→ WORK TO BE COMPLETED: All entries must be extracted exactly, with nothing added or dropped.
>>>
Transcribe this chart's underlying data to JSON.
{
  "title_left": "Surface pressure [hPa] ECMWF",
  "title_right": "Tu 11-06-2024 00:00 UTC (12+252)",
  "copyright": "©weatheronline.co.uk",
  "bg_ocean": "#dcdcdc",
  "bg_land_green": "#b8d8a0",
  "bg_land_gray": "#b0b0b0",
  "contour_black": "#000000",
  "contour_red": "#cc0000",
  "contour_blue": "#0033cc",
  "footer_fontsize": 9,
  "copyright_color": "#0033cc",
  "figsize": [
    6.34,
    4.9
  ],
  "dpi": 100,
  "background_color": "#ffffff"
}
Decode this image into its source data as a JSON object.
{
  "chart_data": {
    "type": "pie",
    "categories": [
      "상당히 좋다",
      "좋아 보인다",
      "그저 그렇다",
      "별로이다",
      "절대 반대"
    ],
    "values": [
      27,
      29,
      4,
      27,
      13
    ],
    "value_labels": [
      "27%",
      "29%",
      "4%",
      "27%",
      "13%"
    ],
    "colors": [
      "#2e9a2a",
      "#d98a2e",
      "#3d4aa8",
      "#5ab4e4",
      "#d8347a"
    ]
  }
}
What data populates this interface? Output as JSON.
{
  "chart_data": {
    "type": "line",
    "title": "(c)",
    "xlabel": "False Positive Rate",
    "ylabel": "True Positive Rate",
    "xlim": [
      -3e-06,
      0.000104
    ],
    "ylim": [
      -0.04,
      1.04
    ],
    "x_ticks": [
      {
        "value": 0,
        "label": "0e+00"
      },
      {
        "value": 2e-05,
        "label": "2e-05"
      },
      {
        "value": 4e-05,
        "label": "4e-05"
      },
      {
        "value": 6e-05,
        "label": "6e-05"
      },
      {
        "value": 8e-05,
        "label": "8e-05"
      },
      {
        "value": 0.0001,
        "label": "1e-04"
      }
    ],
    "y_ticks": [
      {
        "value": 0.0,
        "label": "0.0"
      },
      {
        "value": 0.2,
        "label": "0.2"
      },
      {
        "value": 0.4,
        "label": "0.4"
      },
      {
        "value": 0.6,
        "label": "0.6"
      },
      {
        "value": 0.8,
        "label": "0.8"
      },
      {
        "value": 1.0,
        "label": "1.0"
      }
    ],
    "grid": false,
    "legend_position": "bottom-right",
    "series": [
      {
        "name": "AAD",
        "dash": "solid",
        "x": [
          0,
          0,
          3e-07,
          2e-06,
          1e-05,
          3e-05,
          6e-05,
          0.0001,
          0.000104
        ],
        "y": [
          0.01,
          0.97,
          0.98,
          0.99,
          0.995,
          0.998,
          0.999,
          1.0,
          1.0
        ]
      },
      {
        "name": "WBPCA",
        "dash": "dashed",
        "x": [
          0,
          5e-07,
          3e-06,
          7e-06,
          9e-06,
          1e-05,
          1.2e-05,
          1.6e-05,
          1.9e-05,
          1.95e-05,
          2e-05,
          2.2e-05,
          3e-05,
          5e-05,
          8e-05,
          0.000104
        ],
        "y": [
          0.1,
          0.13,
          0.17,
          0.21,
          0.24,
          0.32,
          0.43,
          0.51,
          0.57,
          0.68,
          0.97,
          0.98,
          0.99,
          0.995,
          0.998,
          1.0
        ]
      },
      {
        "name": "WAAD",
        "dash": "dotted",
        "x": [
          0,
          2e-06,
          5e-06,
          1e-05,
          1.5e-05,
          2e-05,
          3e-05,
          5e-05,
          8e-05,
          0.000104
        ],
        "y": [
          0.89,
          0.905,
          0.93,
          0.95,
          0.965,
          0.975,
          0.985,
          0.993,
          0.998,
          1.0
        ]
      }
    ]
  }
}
<<<
→ COMPLETE ANSWER:
Transcribe this chart's underlying data to JSON.
{
  "title_left": "Surface pressure [hPa] ECMWF",
  "title_right": "Tu 11-06-2024 00:00 UTC (12+252)",
  "copyright": "©weatheronline.co.uk",
  "bg_ocean": "#dcdcdc",
  "bg_land_green": "#b8d8a0",
  "bg_land_gray": "#b0b0b0",
  "contour_black": "#000000",
  "contour_red": "#cc0000",
  "contour_blue": "#0033cc",
  "footer_fontsize": 9,
  "copyright_color": "#0033cc",
  "figsize": [
    6.34,
    4.9
  ],
  "dpi": 100,
  "background_color": "#ffffff"
}
Decode this image into its source data as a JSON object.
{
  "chart_data": {
    "type": "pie",
    "categories": [
      "상당히 좋다",
      "좋아 보인다",
      "그저 그렇다",
      "별로이다",
      "절대 반대"
    ],
    "values": [
      27,
      29,
      4,
      27,
      13
    ],
    "value_labels": [
      "27%",
      "29%",
      "4%",
      "27%",
      "13%"
    ],
    "colors": [
      "#2e9a2a",
      "#d98a2e",
      "#3d4aa8",
      "#5ab4e4",
      "#d8347a"
    ]
  }
}
What data populates this interface? Output as JSON.
{
  "chart_data": {
    "type": "line",
    "title": "(c)",
    "xlabel": "False Positive Rate",
    "ylabel": "True Positive Rate",
    "xlim": [
      -3e-06,
      0.000104
    ],
    "ylim": [
      -0.04,
      1.04
    ],
    "x_ticks": [
      {
        "value": 0,
        "label": "0e+00"
      },
      {
        "value": 2e-05,
        "label": "2e-05"
      },
      {
        "value": 4e-05,
        "label": "4e-05"
      },
      {
        "value": 6e-05,
        "label": "6e-05"
      },
      {
        "value": 8e-05,
        "label": "8e-05"
      },
      {
        "value": 0.0001,
        "label": "1e-04"
      }
    ],
    "y_ticks": [
      {
        "value": 0.0,
        "label": "0.0"
      },
      {
        "value": 0.2,
        "label": "0.2"
      },
      {
        "value": 0.4,
        "label": "0.4"
      },
      {
        "value": 0.6,
        "label": "0.6"
      },
      {
        "value": 0.8,
        "label": "0.8"
      },
      {
        "value": 1.0,
        "label": "1.0"
      }
    ],
    "grid": false,
    "legend_position": "bottom-right",
    "series": [
      {
        "name": "AAD",
        "dash": "solid",
        "x": [
          0,
          0,
          3e-07,
          2e-06,
          1e-05,
          3e-05,
          6e-05,
          0.0001,
          0.000104
        ],
        "y": [
          0.01,
          0.97,
          0.98,
          0.99,
          0.995,
          0.998,
          0.999,
          1.0,
          1.0
        ]
      },
      {
        "name": "WBPCA",
        "dash": "dashed",
        "x": [
          0,
          5e-07,
          3e-06,
          7e-06,
          9e-06,
          1e-05,
          1.2e-05,
          1.6e-05,
          1.9e-05,
          1.95e-05,
          2e-05,
          2.2e-05,
          3e-05,
          5e-05,
          8e-05,
          0.000104
        ],
        "y": [
          0.1,
          0.13,
          0.17,
          0.21,
          0.24,
          0.32,
          0.43,
          0.51,
          0.57,
          0.68,
          0.97,
          0.98,
          0.99,
          0.995,
          0.998,
          1.0
        ]
      },
      {
        "name": "WAAD",
        "dash": "dotted",
        "x": [
          0,
          2e-06,
          5e-06,
          1e-05,
          1.5e-05,
          2e-05,
          3e-05,
          5e-05,
          8e-05,
          0.000104
        ],
        "y": [
          0.89,
          0.905,
          0.93,
          0.95,
          0.965,
          0.975,
          0.985,
          0.993,
          0.998,
          1.0
        ]
      }
    ]
  }
}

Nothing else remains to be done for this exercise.